• _Required task_: Identify the lines that include the word "They", then copy all of them.

═════ Data for the task

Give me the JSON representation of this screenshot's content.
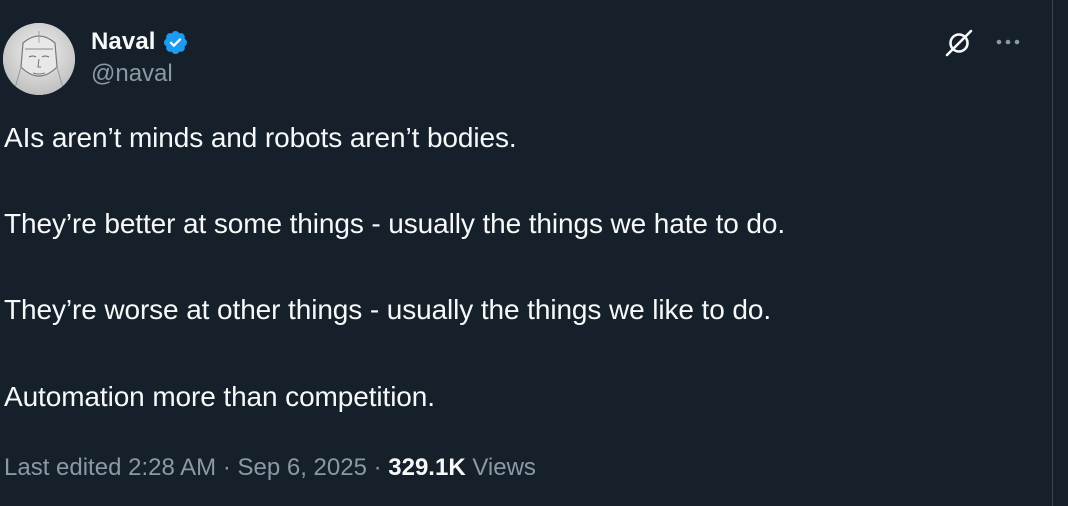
{
  "tweet": {
    "author": {
      "display_name": "Naval",
      "handle": "@naval",
      "verified": true
    },
    "lines": [
      "AIs aren’t minds and robots aren’t bodies.",
      "They’re better at some things - usually the things we hate to do.",
      "They’re worse at other things - usually the things we like to do.",
      "Automation more than competition."
    ],
    "meta": {
      "edited_label": "Last edited",
      "time": "2:28 AM",
      "separator": " · ",
      "date": "Sep 6, 2025",
      "views_count": "329.1K",
      "views_label": "Views"
    }
  },
  "icons": {
    "verified": "verified-badge-icon",
    "grok": "grok-icon",
    "more": "more-icon"
  },
  "colors": {
    "background": "#15202b",
    "text": "#f7f9f9",
    "secondary": "#8b98a5",
    "verified_blue": "#1d9bf0"
  }
}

══════════

• _Answer in full_:
      "They’re better at some things - usually the things we hate to do.",
      "They’re worse at other things - usually the things we like to do.",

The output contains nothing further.